Extracted data entries:
☆ ☆ ☆ ☆ ☆ ☆ ☆
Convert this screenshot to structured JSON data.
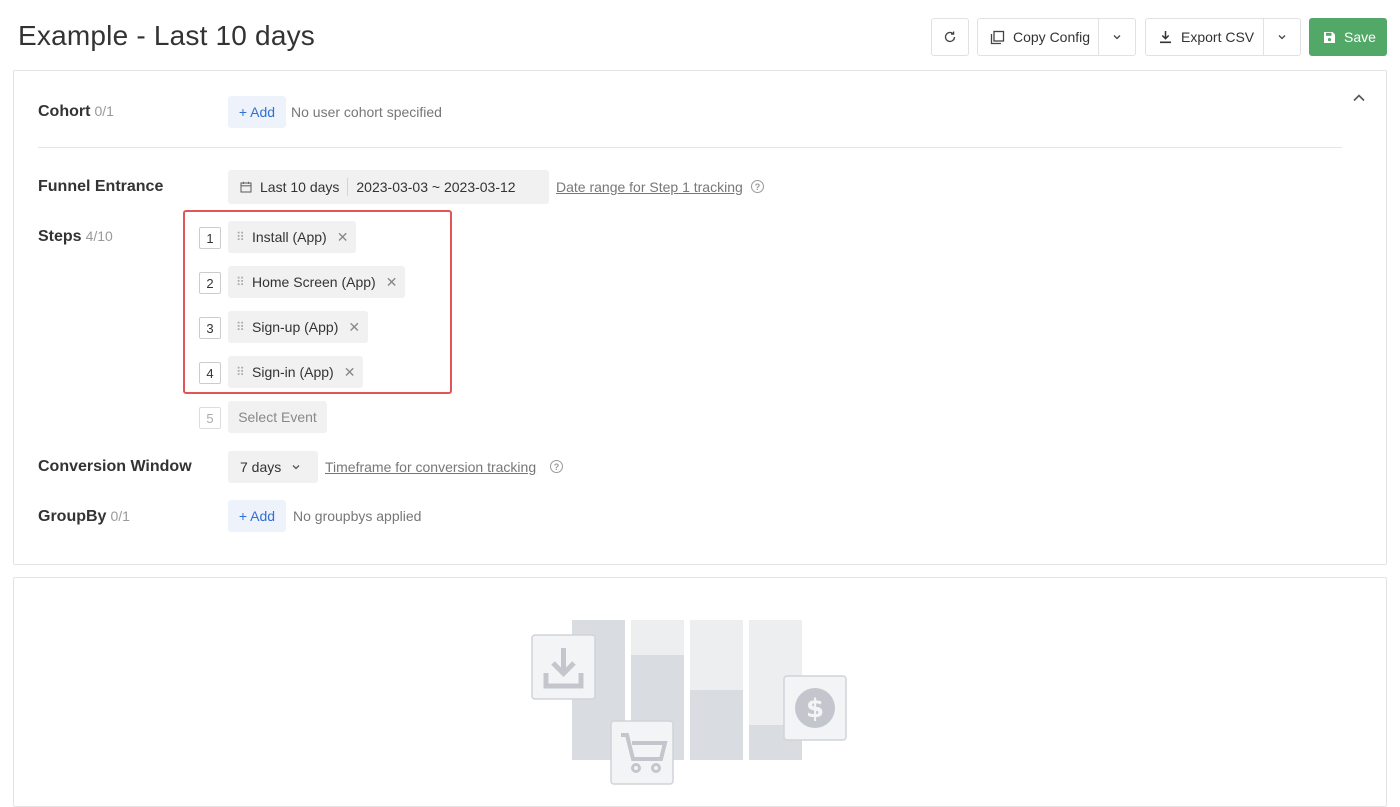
{
  "header": {
    "title": "Example - Last 10 days",
    "copy_config_label": "Copy Config",
    "export_csv_label": "Export CSV",
    "save_label": "Save"
  },
  "cohort": {
    "label": "Cohort",
    "count": "0/1",
    "add_label": "+ Add",
    "empty_text": "No user cohort specified"
  },
  "funnel_entrance": {
    "label": "Funnel Entrance",
    "preset": "Last 10 days",
    "range": "2023-03-03 ~ 2023-03-12",
    "help_link": "Date range for Step 1 tracking"
  },
  "steps": {
    "label": "Steps",
    "count": "4/10",
    "items": [
      {
        "number": "1",
        "name": "Install (App)"
      },
      {
        "number": "2",
        "name": "Home Screen (App)"
      },
      {
        "number": "3",
        "name": "Sign-up (App)"
      },
      {
        "number": "4",
        "name": "Sign-in (App)"
      }
    ],
    "next_number": "5",
    "select_placeholder": "Select Event"
  },
  "conversion_window": {
    "label": "Conversion Window",
    "value": "7 days",
    "help_link": "Timeframe for conversion tracking"
  },
  "groupby": {
    "label": "GroupBy",
    "count": "0/1",
    "add_label": "+ Add",
    "empty_text": "No groupbys applied"
  },
  "colors": {
    "save_green": "#52a967",
    "link_blue": "#2f6fd6",
    "highlight_red": "#e05656"
  },
  "icons": [
    "refresh-icon",
    "copy-icon",
    "chevron-down-icon",
    "download-icon",
    "save-icon",
    "chevron-up-icon",
    "calendar-icon",
    "help-icon",
    "drag-handle-icon",
    "close-icon",
    "empty-funnel-illustration"
  ]
}
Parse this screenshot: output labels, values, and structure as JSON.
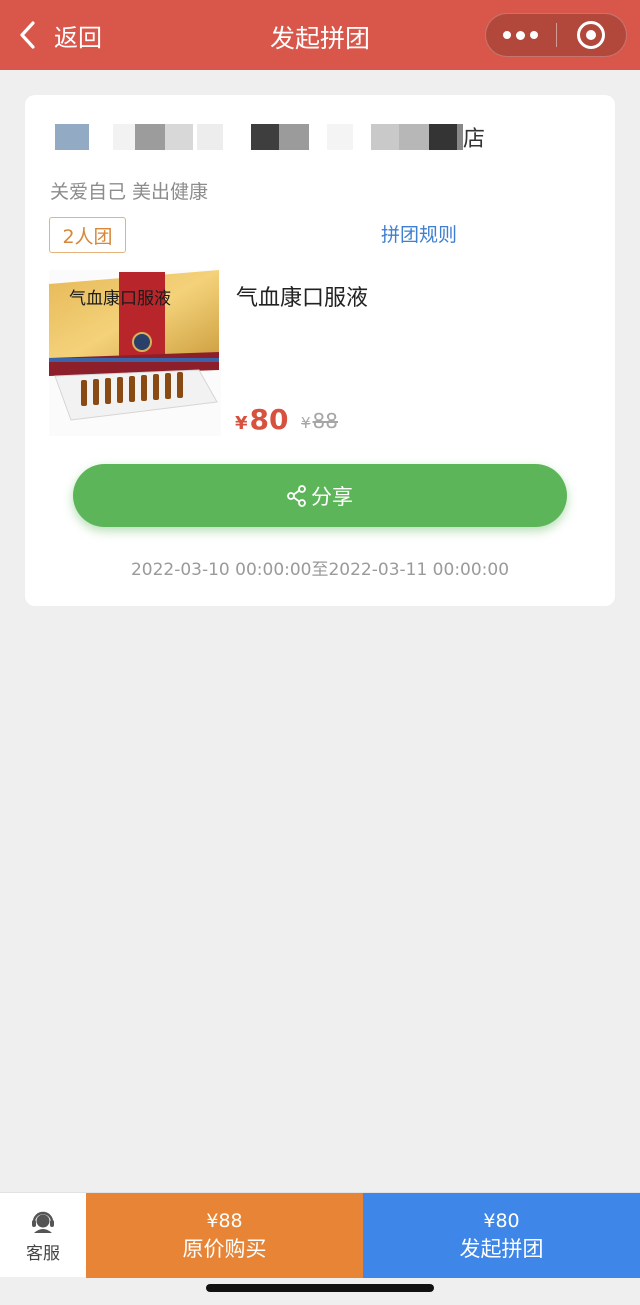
{
  "nav": {
    "back_label": "返回",
    "title": "发起拼团"
  },
  "card": {
    "store_name_tail": "店",
    "slogan": "关爱自己 美出健康",
    "group_tag": "2人团",
    "rules_link": "拼团规则",
    "product_name": "气血康口服液",
    "box_label": "气血康口服液",
    "currency": "¥",
    "group_price": "80",
    "original_price": "88",
    "share_label": "分享",
    "period": "2022-03-10 00:00:00至2022-03-11 00:00:00"
  },
  "bottom": {
    "service_label": "客服",
    "original_buy_price": "¥88",
    "original_buy_label": "原价购买",
    "group_buy_price": "¥80",
    "group_buy_label": "发起拼团"
  },
  "colors": {
    "nav_bg": "#d9574a",
    "share_green": "#5db55a",
    "price_red": "#d7513f",
    "orange_button": "#e78435",
    "blue_button": "#3e86e8",
    "link_blue": "#3f7fd1"
  },
  "icons": [
    "chevron-left-icon",
    "more-dots-icon",
    "close-target-icon",
    "share-icon",
    "customer-service-icon"
  ]
}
☆ ☆ ☆ ☆ ☆ ☆ ☆
Problem to work on: Output the material word for word, omitting its pictures.

Task solution:
Convert this screenshot to structured JSON data.
{
  "header": {
    "title": "Example - Last 10 days",
    "copy_config_label": "Copy Config",
    "export_csv_label": "Export CSV",
    "save_label": "Save"
  },
  "cohort": {
    "label": "Cohort",
    "count": "0/1",
    "add_label": "+ Add",
    "empty_text": "No user cohort specified"
  },
  "funnel_entrance": {
    "label": "Funnel Entrance",
    "preset": "Last 10 days",
    "range": "2023-03-03 ~ 2023-03-12",
    "help_link": "Date range for Step 1 tracking"
  },
  "steps": {
    "label": "Steps",
    "count": "4/10",
    "items": [
      {
        "number": "1",
        "name": "Install (App)"
      },
      {
        "number": "2",
        "name": "Home Screen (App)"
      },
      {
        "number": "3",
        "name": "Sign-up (App)"
      },
      {
        "number": "4",
        "name": "Sign-in (App)"
      }
    ],
    "next_number": "5",
    "select_placeholder": "Select Event"
  },
  "conversion_window": {
    "label": "Conversion Window",
    "value": "7 days",
    "help_link": "Timeframe for conversion tracking"
  },
  "groupby": {
    "label": "GroupBy",
    "count": "0/1",
    "add_label": "+ Add",
    "empty_text": "No groupbys applied"
  },
  "colors": {
    "save_green": "#52a967",
    "link_blue": "#2f6fd6",
    "highlight_red": "#e05656"
  },
  "icons": [
    "refresh-icon",
    "copy-icon",
    "chevron-down-icon",
    "download-icon",
    "save-icon",
    "chevron-up-icon",
    "calendar-icon",
    "help-icon",
    "drag-handle-icon",
    "close-icon",
    "empty-funnel-illustration"
  ]
}
Parse this screenshot: output labels, values, and structure as JSON.
{
  "nav": {
    "back_label": "返回",
    "title": "发起拼团"
  },
  "card": {
    "store_name_tail": "店",
    "slogan": "关爱自己 美出健康",
    "group_tag": "2人团",
    "rules_link": "拼团规则",
    "product_name": "气血康口服液",
    "box_label": "气血康口服液",
    "currency": "¥",
    "group_price": "80",
    "original_price": "88",
    "share_label": "分享",
    "period": "2022-03-10 00:00:00至2022-03-11 00:00:00"
  },
  "bottom": {
    "service_label": "客服",
    "original_buy_price": "¥88",
    "original_buy_label": "原价购买",
    "group_buy_price": "¥80",
    "group_buy_label": "发起拼团"
  },
  "colors": {
    "nav_bg": "#d9574a",
    "share_green": "#5db55a",
    "price_red": "#d7513f",
    "orange_button": "#e78435",
    "blue_button": "#3e86e8",
    "link_blue": "#3f7fd1"
  },
  "icons": [
    "chevron-left-icon",
    "more-dots-icon",
    "close-target-icon",
    "share-icon",
    "customer-service-icon"
  ]
}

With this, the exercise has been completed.